◆ GOAL ◆
Draw out every line with the word "JSON" from the listing below.

[Dataset records]
————————

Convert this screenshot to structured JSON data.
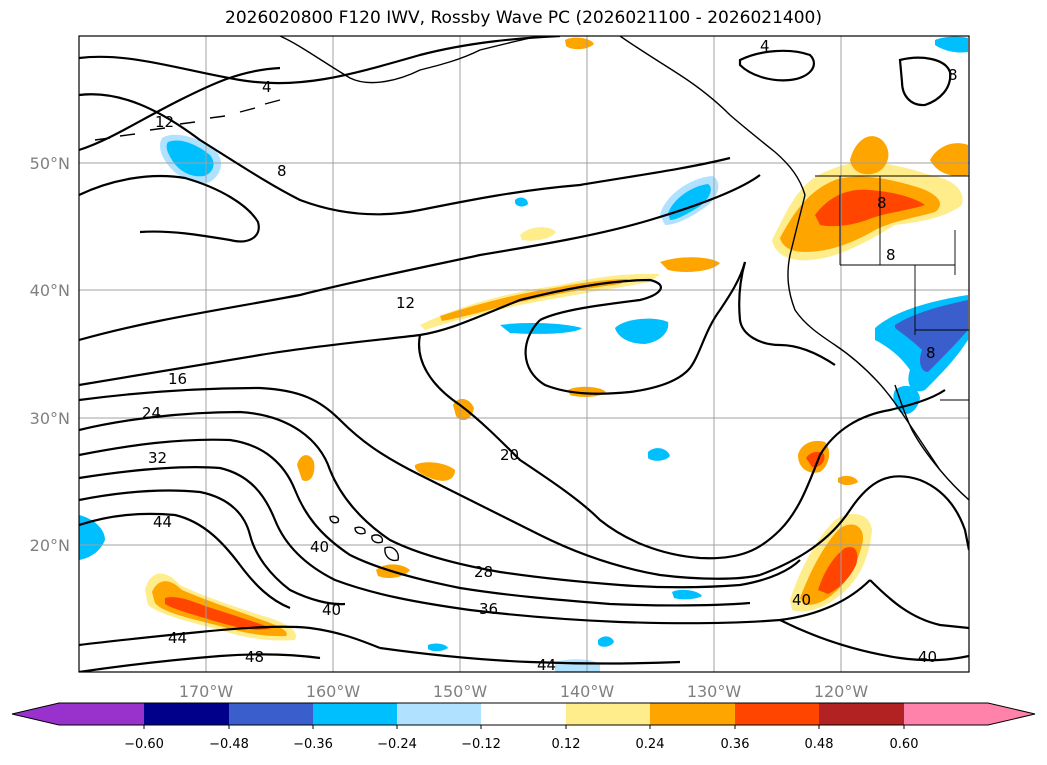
{
  "map": {
    "title": "2026020800 F120 IWV, Rossby Wave PC (2026021100 - 2026021400)",
    "lat_labels": [
      "50°N",
      "40°N",
      "30°N",
      "20°N"
    ],
    "lon_labels": [
      "170°W",
      "160°W",
      "150°W",
      "140°W",
      "130°W",
      "120°W"
    ],
    "contour_labels": [
      "4",
      "12",
      "8",
      "12",
      "16",
      "24",
      "32",
      "20",
      "44",
      "40",
      "28",
      "36",
      "40",
      "44",
      "48",
      "44",
      "40",
      "40",
      "8",
      "8",
      "8",
      "4",
      "8"
    ]
  },
  "colorbar": {
    "labels": [
      "−0.60",
      "−0.48",
      "−0.36",
      "−0.24",
      "−0.12",
      "0.12",
      "0.24",
      "0.36",
      "0.48",
      "0.60"
    ],
    "colors": [
      "#9932cc",
      "#00008b",
      "#3a5fcd",
      "#00bfff",
      "#b0e2ff",
      "#ffffff",
      "#ffec8b",
      "#ffa500",
      "#ff4500",
      "#b22222",
      "#ff82ab"
    ]
  }
}
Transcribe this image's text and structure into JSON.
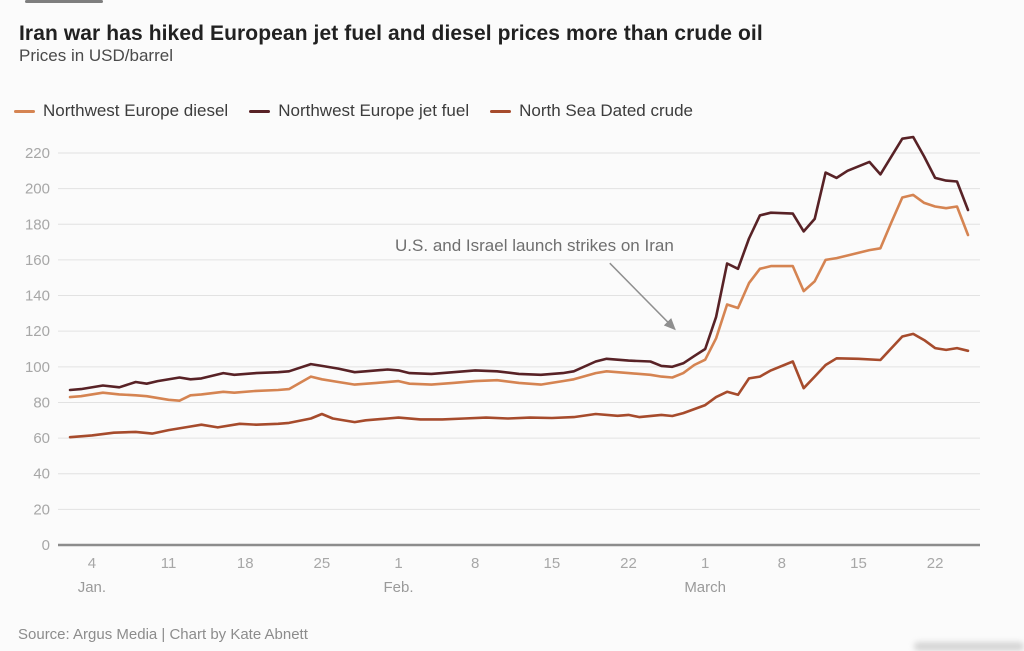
{
  "header": {
    "title": "Iran war has hiked European jet fuel and diesel prices more than crude oil",
    "subtitle": "Prices in USD/barrel"
  },
  "legend": [
    {
      "label": "Northwest Europe diesel",
      "color": "#D58452"
    },
    {
      "label": "Northwest Europe jet fuel",
      "color": "#582226"
    },
    {
      "label": "North Sea Dated crude",
      "color": "#A64B2C"
    }
  ],
  "chart_data": {
    "type": "line",
    "title": "Iran war has hiked European jet fuel and diesel prices more than crude oil",
    "subtitle": "Prices in USD/barrel",
    "xlabel": "",
    "ylabel": "Prices in USD/barrel",
    "ylim": [
      0,
      220
    ],
    "grid": "horizontal",
    "legend_position": "top",
    "y_ticks": [
      0,
      20,
      40,
      60,
      80,
      100,
      120,
      140,
      160,
      180,
      200,
      220
    ],
    "x_domain_days": [
      2,
      84
    ],
    "x_ticks": [
      {
        "day": 4,
        "label": "4"
      },
      {
        "day": 11,
        "label": "11"
      },
      {
        "day": 18,
        "label": "18"
      },
      {
        "day": 25,
        "label": "25"
      },
      {
        "day": 32,
        "label": "1"
      },
      {
        "day": 39,
        "label": "8"
      },
      {
        "day": 46,
        "label": "15"
      },
      {
        "day": 53,
        "label": "22"
      },
      {
        "day": 60,
        "label": "1"
      },
      {
        "day": 67,
        "label": "8"
      },
      {
        "day": 74,
        "label": "15"
      },
      {
        "day": 81,
        "label": "22"
      }
    ],
    "month_labels": [
      {
        "day": 4,
        "label": "Jan."
      },
      {
        "day": 32,
        "label": "Feb."
      },
      {
        "day": 60,
        "label": "March"
      }
    ],
    "annotation": {
      "text": "U.S. and Israel launch strikes on Iran",
      "target_day": 57.5,
      "target_value": 120
    },
    "series": [
      {
        "name": "Northwest Europe diesel",
        "color": "#D58452",
        "points": [
          [
            2,
            83
          ],
          [
            3,
            83.5
          ],
          [
            5,
            85.5
          ],
          [
            6.5,
            84.5
          ],
          [
            8,
            84
          ],
          [
            9,
            83.5
          ],
          [
            11,
            81.5
          ],
          [
            12,
            81
          ],
          [
            13,
            84
          ],
          [
            14,
            84.5
          ],
          [
            16,
            86
          ],
          [
            17,
            85.5
          ],
          [
            19,
            86.5
          ],
          [
            21,
            87
          ],
          [
            22,
            87.5
          ],
          [
            24,
            94.5
          ],
          [
            25,
            93
          ],
          [
            26.5,
            91.5
          ],
          [
            28,
            90
          ],
          [
            30,
            91
          ],
          [
            32,
            92
          ],
          [
            33,
            90.5
          ],
          [
            35,
            90
          ],
          [
            37,
            91
          ],
          [
            39,
            92
          ],
          [
            41,
            92.5
          ],
          [
            43,
            91
          ],
          [
            45,
            90
          ],
          [
            47,
            92
          ],
          [
            48,
            93
          ],
          [
            50,
            96.5
          ],
          [
            51,
            97.5
          ],
          [
            53,
            96.5
          ],
          [
            55,
            95.5
          ],
          [
            56,
            94.5
          ],
          [
            57,
            94
          ],
          [
            58,
            96.5
          ],
          [
            59,
            101
          ],
          [
            60,
            104
          ],
          [
            61,
            116
          ],
          [
            62,
            135
          ],
          [
            63,
            133
          ],
          [
            64,
            147
          ],
          [
            65,
            155
          ],
          [
            66,
            156.5
          ],
          [
            68,
            156.5
          ],
          [
            69,
            142.5
          ],
          [
            70,
            148
          ],
          [
            71,
            160
          ],
          [
            72,
            161
          ],
          [
            73,
            162.5
          ],
          [
            75,
            165.5
          ],
          [
            76,
            166.5
          ],
          [
            77,
            181
          ],
          [
            78,
            195
          ],
          [
            79,
            196.5
          ],
          [
            80,
            192
          ],
          [
            81,
            190
          ],
          [
            82,
            189
          ],
          [
            83,
            190
          ],
          [
            84,
            174
          ]
        ]
      },
      {
        "name": "North Sea Dated crude",
        "color": "#A64B2C",
        "points": [
          [
            2,
            60.5
          ],
          [
            4,
            61.5
          ],
          [
            6,
            63
          ],
          [
            8,
            63.5
          ],
          [
            9.5,
            62.5
          ],
          [
            11,
            64.5
          ],
          [
            13,
            66.5
          ],
          [
            14,
            67.5
          ],
          [
            15.5,
            66
          ],
          [
            17.5,
            68
          ],
          [
            19,
            67.5
          ],
          [
            21,
            68
          ],
          [
            22,
            68.5
          ],
          [
            24,
            71
          ],
          [
            25,
            73.5
          ],
          [
            26,
            71
          ],
          [
            28,
            69
          ],
          [
            29,
            70
          ],
          [
            31,
            71
          ],
          [
            32,
            71.5
          ],
          [
            34,
            70.5
          ],
          [
            36,
            70.5
          ],
          [
            38,
            71
          ],
          [
            40,
            71.5
          ],
          [
            42,
            71
          ],
          [
            44,
            71.5
          ],
          [
            46,
            71.3
          ],
          [
            48,
            71.8
          ],
          [
            50,
            73.5
          ],
          [
            52,
            72.5
          ],
          [
            53,
            73
          ],
          [
            54,
            71.8
          ],
          [
            56,
            73
          ],
          [
            57,
            72.4
          ],
          [
            58,
            74
          ],
          [
            60,
            78.5
          ],
          [
            61,
            83
          ],
          [
            62,
            86
          ],
          [
            63,
            84.3
          ],
          [
            64,
            93.5
          ],
          [
            65,
            94.5
          ],
          [
            66,
            98
          ],
          [
            68,
            103
          ],
          [
            69,
            88
          ],
          [
            70,
            94.5
          ],
          [
            71,
            101
          ],
          [
            72,
            104.8
          ],
          [
            74,
            104.5
          ],
          [
            76,
            103.8
          ],
          [
            78,
            117
          ],
          [
            79,
            118.5
          ],
          [
            80,
            115
          ],
          [
            81,
            110.5
          ],
          [
            82,
            109.5
          ],
          [
            83,
            110.5
          ],
          [
            84,
            109
          ]
        ]
      },
      {
        "name": "Northwest Europe jet fuel",
        "color": "#582226",
        "points": [
          [
            2,
            87
          ],
          [
            3,
            87.5
          ],
          [
            5,
            89.5
          ],
          [
            6.5,
            88.5
          ],
          [
            8,
            91.5
          ],
          [
            9,
            90.5
          ],
          [
            10,
            92
          ],
          [
            12,
            94
          ],
          [
            13,
            93
          ],
          [
            14,
            93.5
          ],
          [
            16,
            96.5
          ],
          [
            17,
            95.5
          ],
          [
            19,
            96.5
          ],
          [
            21,
            97
          ],
          [
            22,
            97.5
          ],
          [
            24,
            101.5
          ],
          [
            25,
            100.5
          ],
          [
            26.5,
            99
          ],
          [
            28,
            97
          ],
          [
            29,
            97.5
          ],
          [
            31,
            98.5
          ],
          [
            32,
            98
          ],
          [
            33,
            96.5
          ],
          [
            35,
            96
          ],
          [
            37,
            97
          ],
          [
            39,
            98
          ],
          [
            41,
            97.5
          ],
          [
            43,
            96
          ],
          [
            45,
            95.5
          ],
          [
            47,
            96.5
          ],
          [
            48,
            97.5
          ],
          [
            50,
            103
          ],
          [
            51,
            104.5
          ],
          [
            53,
            103.5
          ],
          [
            55,
            103
          ],
          [
            56,
            100.5
          ],
          [
            57,
            100
          ],
          [
            58,
            102
          ],
          [
            59,
            106
          ],
          [
            60,
            110
          ],
          [
            61,
            128
          ],
          [
            62,
            158
          ],
          [
            63,
            155
          ],
          [
            64,
            172
          ],
          [
            65,
            185
          ],
          [
            66,
            186.5
          ],
          [
            68,
            186
          ],
          [
            69,
            176
          ],
          [
            70,
            183
          ],
          [
            71,
            209
          ],
          [
            72,
            206
          ],
          [
            73,
            210
          ],
          [
            75,
            215
          ],
          [
            76,
            208
          ],
          [
            78,
            228
          ],
          [
            79,
            229
          ],
          [
            80,
            218
          ],
          [
            81,
            206
          ],
          [
            82,
            204.5
          ],
          [
            83,
            204
          ],
          [
            84,
            188
          ]
        ]
      }
    ]
  },
  "source": "Source: Argus Media | Chart by Kate Abnett"
}
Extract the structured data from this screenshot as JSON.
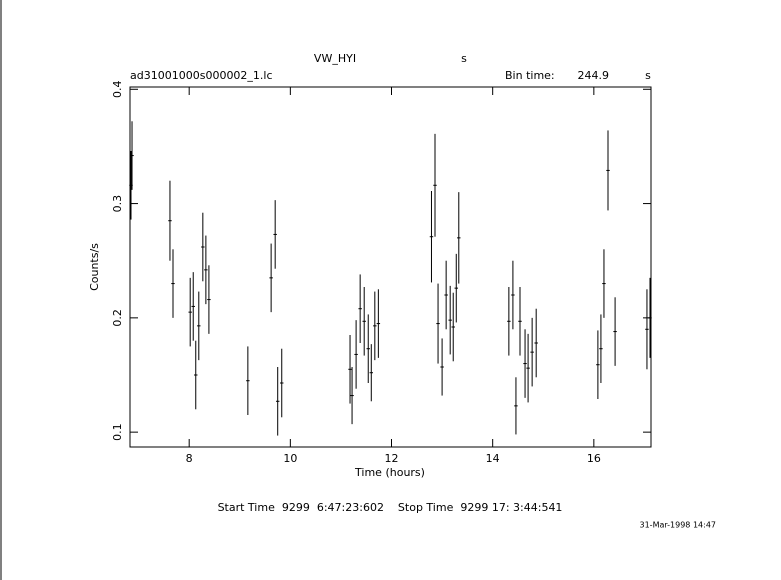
{
  "chart_data": {
    "type": "errorbar",
    "title": "VW_HYI",
    "title_unit": "s",
    "file": "ad31001000s000002_1.lc",
    "bin_label": "Bin time:",
    "bin_time": 244.9,
    "bin_unit": "s",
    "xlabel": "Time (hours)",
    "ylabel": "Counts/s",
    "footer": "Start Time  9299  6:47:23:602    Stop Time  9299 17: 3:44:541",
    "date": "31-Mar-1998 14:47",
    "xlim": [
      6.83,
      17.13
    ],
    "ylim": [
      0.087,
      0.402
    ],
    "xticks": [
      8,
      10,
      12,
      14,
      16
    ],
    "yticks": [
      0.1,
      0.2,
      0.3,
      0.4
    ],
    "color": "#000000",
    "x": [
      6.85,
      6.87,
      7.62,
      7.68,
      8.02,
      8.08,
      8.13,
      8.19,
      8.27,
      8.33,
      8.39,
      9.16,
      9.62,
      9.7,
      9.75,
      9.83,
      11.18,
      11.22,
      11.3,
      11.38,
      11.46,
      11.54,
      11.6,
      11.67,
      11.74,
      12.79,
      12.86,
      12.92,
      13.0,
      13.08,
      13.16,
      13.22,
      13.28,
      13.33,
      14.32,
      14.4,
      14.46,
      14.54,
      14.64,
      14.7,
      14.78,
      14.86,
      16.08,
      16.14,
      16.2,
      16.28,
      16.42,
      17.05,
      17.11
    ],
    "values": [
      0.316,
      0.342,
      0.285,
      0.23,
      0.205,
      0.21,
      0.15,
      0.193,
      0.262,
      0.242,
      0.216,
      0.145,
      0.235,
      0.273,
      0.127,
      0.143,
      0.155,
      0.132,
      0.168,
      0.208,
      0.197,
      0.173,
      0.152,
      0.193,
      0.195,
      0.271,
      0.316,
      0.195,
      0.157,
      0.22,
      0.198,
      0.192,
      0.226,
      0.27,
      0.197,
      0.22,
      0.123,
      0.197,
      0.16,
      0.156,
      0.17,
      0.178,
      0.159,
      0.173,
      0.23,
      0.329,
      0.188,
      0.19,
      0.2
    ],
    "errors": [
      0.03,
      0.03,
      0.035,
      0.03,
      0.03,
      0.03,
      0.03,
      0.03,
      0.03,
      0.03,
      0.03,
      0.03,
      0.03,
      0.03,
      0.03,
      0.03,
      0.03,
      0.025,
      0.03,
      0.03,
      0.03,
      0.03,
      0.025,
      0.03,
      0.03,
      0.04,
      0.045,
      0.035,
      0.025,
      0.03,
      0.03,
      0.03,
      0.03,
      0.04,
      0.03,
      0.03,
      0.025,
      0.03,
      0.03,
      0.03,
      0.03,
      0.03,
      0.03,
      0.03,
      0.03,
      0.035,
      0.03,
      0.035,
      0.035
    ]
  }
}
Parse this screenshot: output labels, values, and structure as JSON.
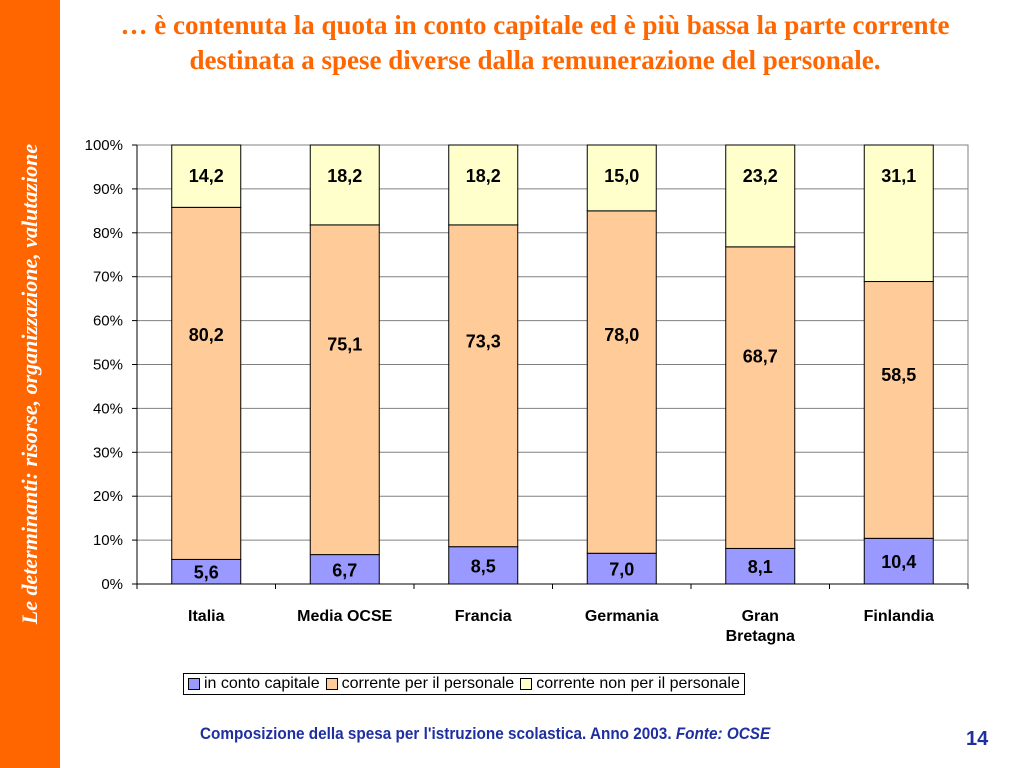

————————

◆ EXERCISE RESPONSE ◆
Convert this screenshot to structured JSON data.
Transcribe this image's text and structure into JSON.
Extract the structured data from this screenshot as JSON.
Parse this screenshot: output labels, values, and structure as JSON.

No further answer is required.